■ Raw records
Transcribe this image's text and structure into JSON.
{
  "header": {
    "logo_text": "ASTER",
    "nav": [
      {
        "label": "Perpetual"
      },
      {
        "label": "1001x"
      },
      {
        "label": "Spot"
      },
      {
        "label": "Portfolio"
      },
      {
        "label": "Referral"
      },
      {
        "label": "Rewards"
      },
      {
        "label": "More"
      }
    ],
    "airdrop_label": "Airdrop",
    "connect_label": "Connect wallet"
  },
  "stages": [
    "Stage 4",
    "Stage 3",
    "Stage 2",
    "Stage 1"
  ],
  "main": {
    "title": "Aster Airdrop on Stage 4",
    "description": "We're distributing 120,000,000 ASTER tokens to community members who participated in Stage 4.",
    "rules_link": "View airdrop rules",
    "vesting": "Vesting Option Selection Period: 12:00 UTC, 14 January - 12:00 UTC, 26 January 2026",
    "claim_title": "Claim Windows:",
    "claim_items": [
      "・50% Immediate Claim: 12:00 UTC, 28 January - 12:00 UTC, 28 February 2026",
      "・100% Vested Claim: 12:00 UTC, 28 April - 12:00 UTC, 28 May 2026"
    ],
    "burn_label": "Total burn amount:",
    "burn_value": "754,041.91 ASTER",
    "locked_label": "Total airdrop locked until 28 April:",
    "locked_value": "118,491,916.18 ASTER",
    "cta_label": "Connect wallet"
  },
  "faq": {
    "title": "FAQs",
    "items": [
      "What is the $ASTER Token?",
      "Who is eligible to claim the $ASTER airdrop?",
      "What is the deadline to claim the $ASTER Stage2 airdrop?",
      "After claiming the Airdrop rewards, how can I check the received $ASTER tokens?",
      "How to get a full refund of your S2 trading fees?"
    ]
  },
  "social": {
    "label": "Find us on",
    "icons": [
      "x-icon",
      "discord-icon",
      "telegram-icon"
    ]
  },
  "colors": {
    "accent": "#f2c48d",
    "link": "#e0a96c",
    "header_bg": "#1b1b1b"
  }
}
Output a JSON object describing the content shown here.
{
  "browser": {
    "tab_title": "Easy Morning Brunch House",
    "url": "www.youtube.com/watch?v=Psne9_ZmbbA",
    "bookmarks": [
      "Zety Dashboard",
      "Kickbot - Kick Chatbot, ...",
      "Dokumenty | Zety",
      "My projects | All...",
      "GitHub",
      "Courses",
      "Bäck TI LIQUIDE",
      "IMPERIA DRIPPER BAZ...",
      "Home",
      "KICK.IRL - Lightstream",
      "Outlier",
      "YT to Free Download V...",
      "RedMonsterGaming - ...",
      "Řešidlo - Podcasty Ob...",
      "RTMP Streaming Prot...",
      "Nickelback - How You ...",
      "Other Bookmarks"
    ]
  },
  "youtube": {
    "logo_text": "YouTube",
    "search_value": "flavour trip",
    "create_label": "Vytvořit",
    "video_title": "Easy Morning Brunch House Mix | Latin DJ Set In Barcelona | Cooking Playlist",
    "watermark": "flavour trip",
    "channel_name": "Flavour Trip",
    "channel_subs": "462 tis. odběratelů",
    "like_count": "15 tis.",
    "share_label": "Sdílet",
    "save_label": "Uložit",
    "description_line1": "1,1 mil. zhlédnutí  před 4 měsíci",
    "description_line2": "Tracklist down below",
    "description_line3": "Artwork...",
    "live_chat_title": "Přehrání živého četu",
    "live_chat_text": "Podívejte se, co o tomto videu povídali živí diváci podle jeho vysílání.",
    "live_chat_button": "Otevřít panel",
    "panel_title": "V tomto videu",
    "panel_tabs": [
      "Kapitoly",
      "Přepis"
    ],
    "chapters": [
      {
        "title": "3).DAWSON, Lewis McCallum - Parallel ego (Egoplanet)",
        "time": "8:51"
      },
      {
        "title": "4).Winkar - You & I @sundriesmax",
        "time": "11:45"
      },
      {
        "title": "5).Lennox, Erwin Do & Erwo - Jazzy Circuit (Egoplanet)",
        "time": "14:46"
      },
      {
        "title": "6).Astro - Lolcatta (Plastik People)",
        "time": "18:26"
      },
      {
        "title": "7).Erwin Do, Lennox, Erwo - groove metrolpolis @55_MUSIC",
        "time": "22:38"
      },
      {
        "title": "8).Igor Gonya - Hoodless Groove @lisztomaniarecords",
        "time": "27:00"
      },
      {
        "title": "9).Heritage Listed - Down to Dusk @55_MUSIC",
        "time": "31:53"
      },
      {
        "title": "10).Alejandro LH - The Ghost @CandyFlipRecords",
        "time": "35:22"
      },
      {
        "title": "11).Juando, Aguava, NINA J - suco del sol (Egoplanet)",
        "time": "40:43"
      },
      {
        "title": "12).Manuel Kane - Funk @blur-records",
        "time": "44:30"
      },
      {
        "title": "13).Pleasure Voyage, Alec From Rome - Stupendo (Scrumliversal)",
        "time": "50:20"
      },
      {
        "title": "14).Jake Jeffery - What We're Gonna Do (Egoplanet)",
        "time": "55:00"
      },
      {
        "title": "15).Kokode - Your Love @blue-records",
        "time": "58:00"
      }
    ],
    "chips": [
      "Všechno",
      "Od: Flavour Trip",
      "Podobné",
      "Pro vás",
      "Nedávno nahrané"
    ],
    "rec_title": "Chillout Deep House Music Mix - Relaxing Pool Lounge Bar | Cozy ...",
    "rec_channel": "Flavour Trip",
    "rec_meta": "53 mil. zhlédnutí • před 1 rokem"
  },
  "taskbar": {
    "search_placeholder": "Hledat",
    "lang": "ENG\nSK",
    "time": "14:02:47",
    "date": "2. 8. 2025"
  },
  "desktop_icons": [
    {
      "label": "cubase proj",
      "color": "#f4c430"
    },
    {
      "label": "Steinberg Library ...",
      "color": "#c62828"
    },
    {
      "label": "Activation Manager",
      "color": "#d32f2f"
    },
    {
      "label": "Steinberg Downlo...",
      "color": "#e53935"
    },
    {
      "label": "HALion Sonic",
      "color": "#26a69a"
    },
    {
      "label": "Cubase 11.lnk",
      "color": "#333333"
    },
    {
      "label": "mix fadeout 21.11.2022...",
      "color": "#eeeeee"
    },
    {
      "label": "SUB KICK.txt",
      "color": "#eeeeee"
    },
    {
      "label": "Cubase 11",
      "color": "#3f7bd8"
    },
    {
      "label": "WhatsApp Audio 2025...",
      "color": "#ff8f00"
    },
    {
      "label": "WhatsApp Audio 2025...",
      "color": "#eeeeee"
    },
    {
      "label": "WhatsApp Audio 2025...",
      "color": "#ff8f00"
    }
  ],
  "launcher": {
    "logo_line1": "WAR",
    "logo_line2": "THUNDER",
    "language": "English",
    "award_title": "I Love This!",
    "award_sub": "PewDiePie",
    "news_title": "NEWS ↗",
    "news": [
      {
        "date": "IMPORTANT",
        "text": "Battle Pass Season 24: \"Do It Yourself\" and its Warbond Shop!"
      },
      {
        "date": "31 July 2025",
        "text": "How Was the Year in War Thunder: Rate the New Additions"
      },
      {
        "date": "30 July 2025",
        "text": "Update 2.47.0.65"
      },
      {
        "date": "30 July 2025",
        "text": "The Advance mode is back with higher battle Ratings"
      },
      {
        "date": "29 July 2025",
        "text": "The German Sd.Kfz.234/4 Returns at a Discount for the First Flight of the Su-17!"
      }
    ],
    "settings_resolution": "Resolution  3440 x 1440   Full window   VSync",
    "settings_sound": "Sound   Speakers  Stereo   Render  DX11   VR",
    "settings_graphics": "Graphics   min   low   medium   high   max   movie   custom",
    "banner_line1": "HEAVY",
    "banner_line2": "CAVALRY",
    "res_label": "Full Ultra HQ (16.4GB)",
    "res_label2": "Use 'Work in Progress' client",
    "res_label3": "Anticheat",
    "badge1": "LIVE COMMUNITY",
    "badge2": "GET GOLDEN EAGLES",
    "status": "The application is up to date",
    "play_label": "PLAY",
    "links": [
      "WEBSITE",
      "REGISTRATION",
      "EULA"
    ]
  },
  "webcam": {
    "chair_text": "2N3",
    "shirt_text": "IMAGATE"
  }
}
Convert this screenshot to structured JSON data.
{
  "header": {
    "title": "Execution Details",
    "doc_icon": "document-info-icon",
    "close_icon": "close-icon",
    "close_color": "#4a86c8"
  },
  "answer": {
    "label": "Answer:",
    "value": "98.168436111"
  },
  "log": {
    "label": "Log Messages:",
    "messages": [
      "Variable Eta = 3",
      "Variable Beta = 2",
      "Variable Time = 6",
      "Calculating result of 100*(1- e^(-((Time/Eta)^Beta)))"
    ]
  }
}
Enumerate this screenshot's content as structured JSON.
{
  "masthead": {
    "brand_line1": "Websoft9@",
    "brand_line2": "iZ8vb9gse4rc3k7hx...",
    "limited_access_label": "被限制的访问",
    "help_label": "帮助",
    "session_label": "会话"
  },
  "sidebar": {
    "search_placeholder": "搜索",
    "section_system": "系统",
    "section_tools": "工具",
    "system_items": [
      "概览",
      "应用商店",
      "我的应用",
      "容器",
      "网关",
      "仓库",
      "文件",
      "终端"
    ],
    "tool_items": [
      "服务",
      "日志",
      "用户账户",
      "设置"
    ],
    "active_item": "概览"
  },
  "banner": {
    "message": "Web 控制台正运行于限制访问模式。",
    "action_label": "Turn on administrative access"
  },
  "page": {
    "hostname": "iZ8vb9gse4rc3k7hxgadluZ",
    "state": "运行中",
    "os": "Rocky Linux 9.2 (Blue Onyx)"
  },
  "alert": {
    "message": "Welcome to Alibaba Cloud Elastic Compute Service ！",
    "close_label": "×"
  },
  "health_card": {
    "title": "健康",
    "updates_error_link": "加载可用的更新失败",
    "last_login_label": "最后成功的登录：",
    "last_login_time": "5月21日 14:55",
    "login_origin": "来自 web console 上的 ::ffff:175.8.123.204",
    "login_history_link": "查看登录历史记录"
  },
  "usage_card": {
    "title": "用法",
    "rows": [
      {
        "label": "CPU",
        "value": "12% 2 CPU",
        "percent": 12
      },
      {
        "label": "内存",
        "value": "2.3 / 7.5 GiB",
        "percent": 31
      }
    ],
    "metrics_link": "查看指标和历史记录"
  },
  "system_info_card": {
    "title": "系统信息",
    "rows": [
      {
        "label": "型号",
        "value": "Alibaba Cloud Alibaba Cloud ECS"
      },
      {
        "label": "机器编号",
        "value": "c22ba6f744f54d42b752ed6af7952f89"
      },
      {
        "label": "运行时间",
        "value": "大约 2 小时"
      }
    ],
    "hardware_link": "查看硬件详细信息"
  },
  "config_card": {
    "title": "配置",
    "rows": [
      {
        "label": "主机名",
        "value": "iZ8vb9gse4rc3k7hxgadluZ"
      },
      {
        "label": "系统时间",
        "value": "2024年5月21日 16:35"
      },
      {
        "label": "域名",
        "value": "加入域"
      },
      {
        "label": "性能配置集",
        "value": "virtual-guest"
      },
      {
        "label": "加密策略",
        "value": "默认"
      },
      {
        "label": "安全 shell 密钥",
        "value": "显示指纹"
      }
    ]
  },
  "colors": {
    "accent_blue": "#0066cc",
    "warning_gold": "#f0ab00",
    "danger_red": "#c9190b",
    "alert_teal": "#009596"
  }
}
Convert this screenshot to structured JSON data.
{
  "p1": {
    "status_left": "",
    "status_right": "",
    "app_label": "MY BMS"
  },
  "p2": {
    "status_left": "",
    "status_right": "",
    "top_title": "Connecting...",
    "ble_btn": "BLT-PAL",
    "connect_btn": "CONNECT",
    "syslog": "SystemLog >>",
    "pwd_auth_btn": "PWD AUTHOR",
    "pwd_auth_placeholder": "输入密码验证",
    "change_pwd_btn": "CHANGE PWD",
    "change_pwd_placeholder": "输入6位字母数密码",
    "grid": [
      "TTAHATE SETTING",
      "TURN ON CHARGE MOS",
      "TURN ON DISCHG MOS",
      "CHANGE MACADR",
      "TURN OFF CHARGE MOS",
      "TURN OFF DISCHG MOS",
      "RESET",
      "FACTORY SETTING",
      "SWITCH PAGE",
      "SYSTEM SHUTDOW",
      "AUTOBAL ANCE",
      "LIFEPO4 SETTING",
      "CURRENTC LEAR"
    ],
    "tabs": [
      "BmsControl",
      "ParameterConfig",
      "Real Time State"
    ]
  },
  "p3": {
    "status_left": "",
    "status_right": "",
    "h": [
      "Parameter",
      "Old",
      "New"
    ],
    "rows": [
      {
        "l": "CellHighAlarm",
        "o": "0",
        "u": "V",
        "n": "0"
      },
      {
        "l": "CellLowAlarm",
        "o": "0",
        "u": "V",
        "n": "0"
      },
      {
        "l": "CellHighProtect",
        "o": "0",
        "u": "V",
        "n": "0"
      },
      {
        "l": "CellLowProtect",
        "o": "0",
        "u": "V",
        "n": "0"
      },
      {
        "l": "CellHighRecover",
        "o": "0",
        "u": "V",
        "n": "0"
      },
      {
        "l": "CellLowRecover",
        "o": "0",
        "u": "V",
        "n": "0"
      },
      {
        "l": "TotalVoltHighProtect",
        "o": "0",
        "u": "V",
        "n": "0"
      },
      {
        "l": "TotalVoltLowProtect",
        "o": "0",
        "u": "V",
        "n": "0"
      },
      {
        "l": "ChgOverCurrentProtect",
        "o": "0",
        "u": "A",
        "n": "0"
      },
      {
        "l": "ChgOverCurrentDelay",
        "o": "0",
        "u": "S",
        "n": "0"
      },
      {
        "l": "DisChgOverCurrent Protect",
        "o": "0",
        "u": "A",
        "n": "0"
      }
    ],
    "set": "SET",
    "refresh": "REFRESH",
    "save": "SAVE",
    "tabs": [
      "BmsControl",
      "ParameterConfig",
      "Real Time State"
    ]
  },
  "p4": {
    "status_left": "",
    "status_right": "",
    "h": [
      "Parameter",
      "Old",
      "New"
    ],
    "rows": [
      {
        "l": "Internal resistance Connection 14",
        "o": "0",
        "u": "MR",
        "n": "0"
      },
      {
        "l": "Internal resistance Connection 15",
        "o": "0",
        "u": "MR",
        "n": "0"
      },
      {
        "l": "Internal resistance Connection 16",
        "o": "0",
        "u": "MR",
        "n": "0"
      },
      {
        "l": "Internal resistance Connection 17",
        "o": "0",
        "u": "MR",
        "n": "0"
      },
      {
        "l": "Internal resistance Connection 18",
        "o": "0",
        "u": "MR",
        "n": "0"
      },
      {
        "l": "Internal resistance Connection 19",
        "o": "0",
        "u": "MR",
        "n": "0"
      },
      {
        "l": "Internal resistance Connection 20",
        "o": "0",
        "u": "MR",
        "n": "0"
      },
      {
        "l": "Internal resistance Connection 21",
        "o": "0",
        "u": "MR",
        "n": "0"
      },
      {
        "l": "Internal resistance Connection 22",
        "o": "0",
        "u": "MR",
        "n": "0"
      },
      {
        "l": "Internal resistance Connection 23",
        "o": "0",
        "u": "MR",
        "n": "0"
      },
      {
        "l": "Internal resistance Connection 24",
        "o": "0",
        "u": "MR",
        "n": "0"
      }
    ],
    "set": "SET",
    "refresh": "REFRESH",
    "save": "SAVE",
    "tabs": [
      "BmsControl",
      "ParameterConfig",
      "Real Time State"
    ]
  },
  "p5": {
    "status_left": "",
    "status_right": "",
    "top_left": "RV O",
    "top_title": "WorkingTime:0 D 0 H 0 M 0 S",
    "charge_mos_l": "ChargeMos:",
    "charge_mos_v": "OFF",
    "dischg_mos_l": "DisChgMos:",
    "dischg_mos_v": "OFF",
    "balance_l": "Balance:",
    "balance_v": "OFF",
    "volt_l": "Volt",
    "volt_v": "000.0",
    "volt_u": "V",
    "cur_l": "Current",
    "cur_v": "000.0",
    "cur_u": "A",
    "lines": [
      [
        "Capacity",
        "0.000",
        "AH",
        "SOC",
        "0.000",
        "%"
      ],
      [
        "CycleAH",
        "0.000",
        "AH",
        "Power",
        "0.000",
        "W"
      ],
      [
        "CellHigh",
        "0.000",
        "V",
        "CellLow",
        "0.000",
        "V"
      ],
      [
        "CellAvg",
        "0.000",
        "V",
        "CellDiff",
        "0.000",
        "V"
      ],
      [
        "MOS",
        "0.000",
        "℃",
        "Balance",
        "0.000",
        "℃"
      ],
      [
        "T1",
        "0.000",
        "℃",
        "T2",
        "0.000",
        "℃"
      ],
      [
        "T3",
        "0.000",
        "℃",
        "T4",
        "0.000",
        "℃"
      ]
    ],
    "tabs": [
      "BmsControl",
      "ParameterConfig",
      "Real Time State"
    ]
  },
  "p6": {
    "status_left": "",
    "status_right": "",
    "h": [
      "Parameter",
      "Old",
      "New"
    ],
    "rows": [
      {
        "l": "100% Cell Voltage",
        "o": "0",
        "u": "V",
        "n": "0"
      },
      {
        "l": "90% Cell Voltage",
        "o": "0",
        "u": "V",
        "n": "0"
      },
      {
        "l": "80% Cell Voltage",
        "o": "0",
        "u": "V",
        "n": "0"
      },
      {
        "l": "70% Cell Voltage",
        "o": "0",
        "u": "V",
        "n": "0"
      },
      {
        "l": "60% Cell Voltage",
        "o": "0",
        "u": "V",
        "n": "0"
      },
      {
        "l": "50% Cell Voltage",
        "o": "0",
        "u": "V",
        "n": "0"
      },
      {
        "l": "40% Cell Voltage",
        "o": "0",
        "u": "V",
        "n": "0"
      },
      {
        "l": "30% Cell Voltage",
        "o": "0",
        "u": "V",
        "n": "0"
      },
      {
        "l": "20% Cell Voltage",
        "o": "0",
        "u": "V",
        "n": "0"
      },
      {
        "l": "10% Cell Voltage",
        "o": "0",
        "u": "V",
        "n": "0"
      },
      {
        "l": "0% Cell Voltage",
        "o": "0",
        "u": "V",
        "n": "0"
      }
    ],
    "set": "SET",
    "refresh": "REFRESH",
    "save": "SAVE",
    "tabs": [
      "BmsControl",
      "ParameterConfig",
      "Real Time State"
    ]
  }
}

■ Given problem
Copy out every line of the data that includes "Alibaba".

■ Result for this exercise
    "message": "Welcome to Alibaba Cloud Elastic Compute Service ！",
        "value": "Alibaba Cloud Alibaba Cloud ECS"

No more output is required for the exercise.